:: Provided data

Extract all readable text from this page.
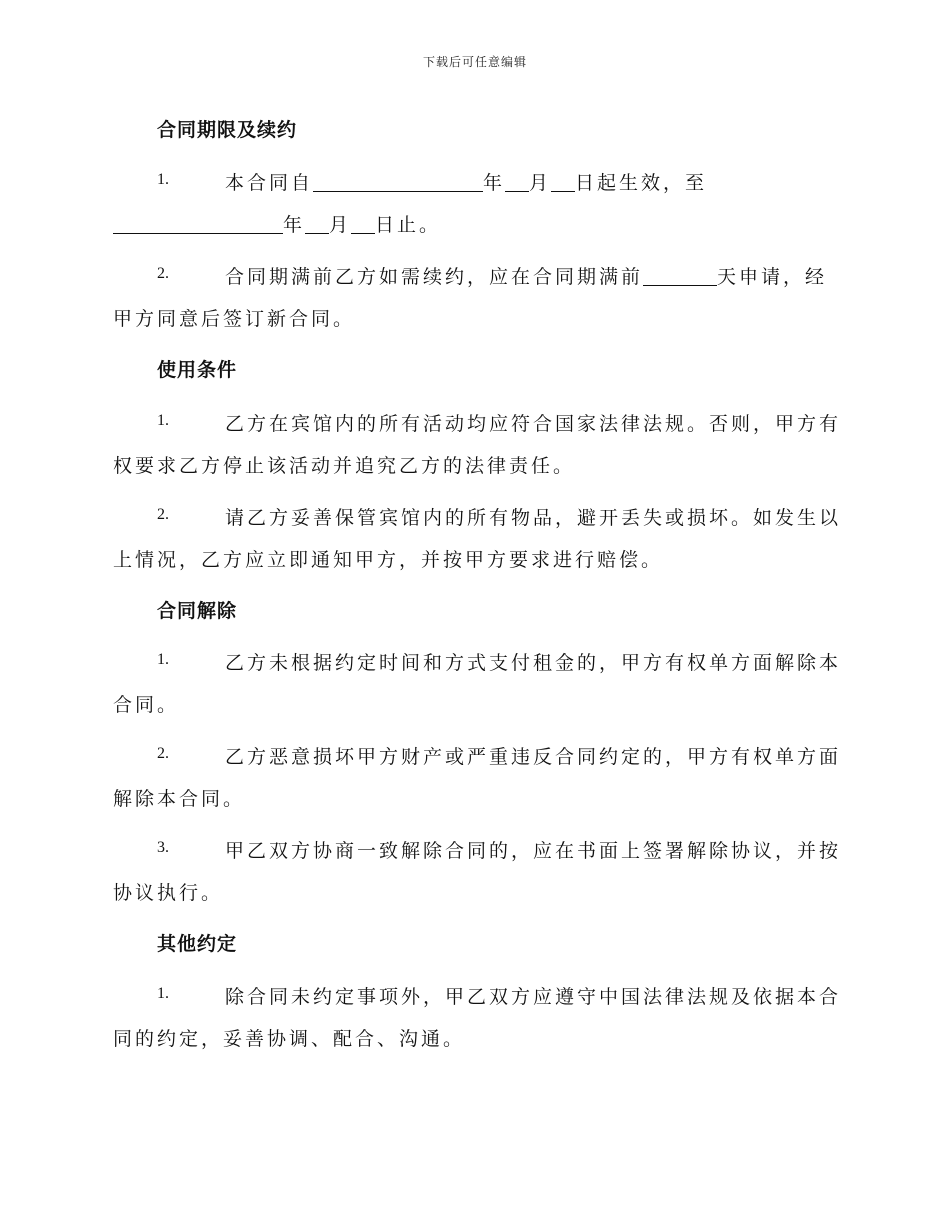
下载后可任意编辑
合同期限及续约
1.	本合同自	年 月 日起生效，至
年 月 日止。
2.	合同期满前乙方如需续约，应在合同期满前	天申请，经
甲方同意后签订新合同。
使用条件
1.	乙方在宾馆内的所有活动均应符合国家法律法规。否则，甲方有
权要求乙方停止该活动并追究乙方的法律责任。
2.	请乙方妥善保管宾馆内的所有物品，避开丢失或损坏。如发生以
上情况，乙方应立即通知甲方，并按甲方要求进行赔偿。
合同解除
1.	乙方未根据约定时间和方式支付租金的，甲方有权单方面解除本
合同。
2.	乙方恶意损坏甲方财产或严重违反合同约定的，甲方有权单方面
解除本合同。
3.	甲乙双方协商一致解除合同的，应在书面上签署解除协议，并按
协议执行。
其他约定
1.	除合同未约定事项外，甲乙双方应遵守中国法律法规及依据本合
同的约定，妥善协调、配合、沟通。
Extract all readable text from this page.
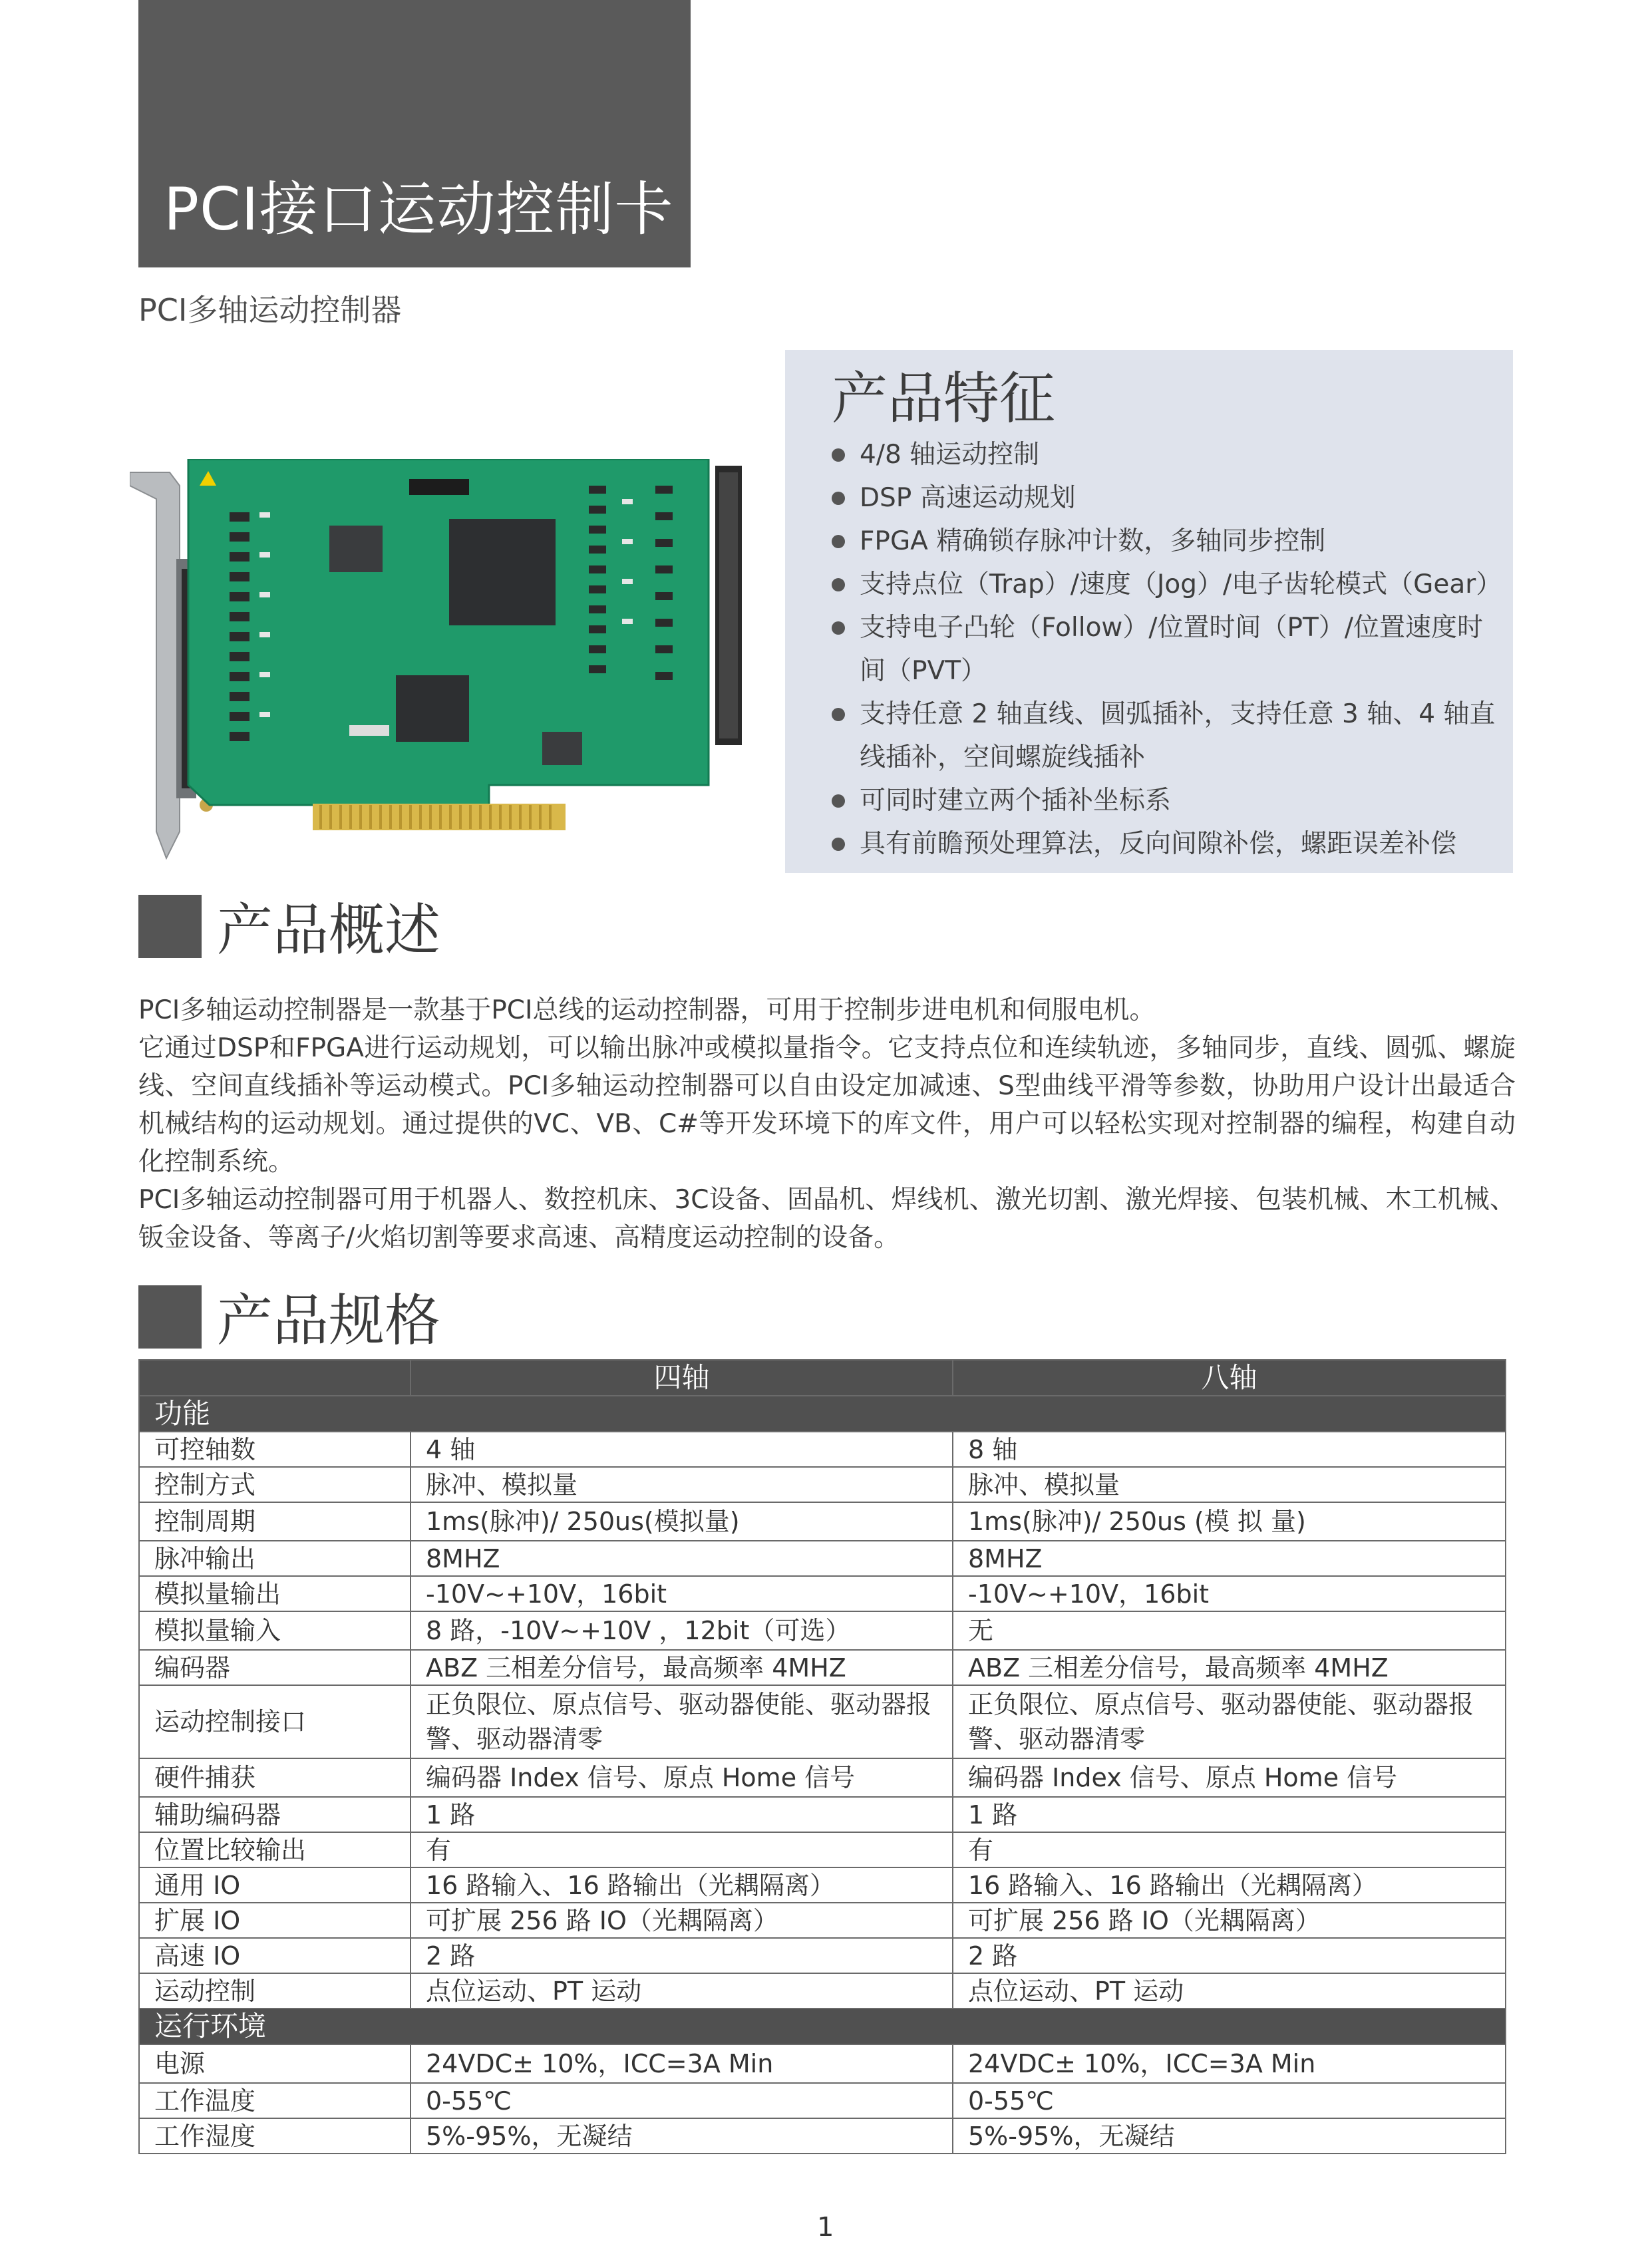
PCI接口运动控制卡
PCI多轴运动控制器
产品特征
4/8 轴运动控制
DSP 高速运动规划
FPGA 精确锁存脉冲计数，多轴同步控制
支持点位（Trap）/速度（Jog）/电子齿轮模式（Gear）
支持电子凸轮（Follow）/位置时间（PT）/位置速度时间（PVT）
支持任意 2 轴直线、圆弧插补，支持任意 3 轴、4 轴直线插补，空间螺旋线插补
可同时建立两个插补坐标系
具有前瞻预处理算法，反向间隙补偿，螺距误差补偿
产品概述

PCI多轴运动控制器是一款基于PCI总线的运动控制器，可用于控制步进电机和伺服电机。

它通过DSP和FPGA进行运动规划，可以输出脉冲或模拟量指令。它支持点位和连续轨迹，多轴同步，直线、圆弧、螺旋线、空间直线插补等运动模式。PCI多轴运动控制器可以自由设定加减速、S型曲线平滑等参数，协助用户设计出最适合机械结构的运动规划。通过提供的VC、VB、C#等开发环境下的库文件，用户可以轻松实现对控制器的编程，构建自动化控制系统。

PCI多轴运动控制器可用于机器人、数控机床、3C设备、固晶机、焊线机、激光切割、激光焊接、包装机械、木工机械、钣金设备、等离子/火焰切割等要求高速、高精度运动控制的设备。

产品规格
	四轴	八轴
功能		
可控轴数	4 轴	8 轴
控制方式	脉冲、模拟量	脉冲、模拟量
控制周期	1ms(脉冲)/ 250us(模拟量)	1ms(脉冲)/ 250us (模 拟 量)
脉冲输出	8MHZ	8MHZ
模拟量输出	-10V~+10V，16bit	-10V~+10V，16bit
模拟量输入	8 路，-10V~+10V ，12bit（可选）	无
编码器	ABZ 三相差分信号，最高频率 4MHZ	ABZ 三相差分信号，最高频率 4MHZ
运动控制接口	正负限位、原点信号、驱动器使能、驱动器报警、驱动器清零	正负限位、原点信号、驱动器使能、驱动器报警、驱动器清零
硬件捕获	编码器 Index 信号、原点 Home 信号	编码器 Index 信号、原点 Home 信号
辅助编码器	1 路	1 路
位置比较输出	有	有
通用 IO	16 路输入、16 路输出（光耦隔离）	16 路输入、16 路输出（光耦隔离）
扩展 IO	可扩展 256 路 IO（光耦隔离）	可扩展 256 路 IO（光耦隔离）
高速 IO	2 路	2 路
运动控制	点位运动、PT 运动	点位运动、PT 运动
运行环境		
电源	24VDC± 10%，ICC=3A Min	24VDC± 10%，ICC=3A Min
工作温度	0-55℃	0-55℃
工作湿度	5%-95%，无凝结	5%-95%，无凝结
1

::::

→ **Short exercise**
Identify the lines of the entries containing the string "光耦隔离". Copy each such line.

→ **Solution to this exercise**
通用 IO	16 路输入、16 路输出（光耦隔离）	16 路输入、16 路输出（光耦隔离）
扩展 IO	可扩展 256 路 IO（光耦隔离）	可扩展 256 路 IO（光耦隔离）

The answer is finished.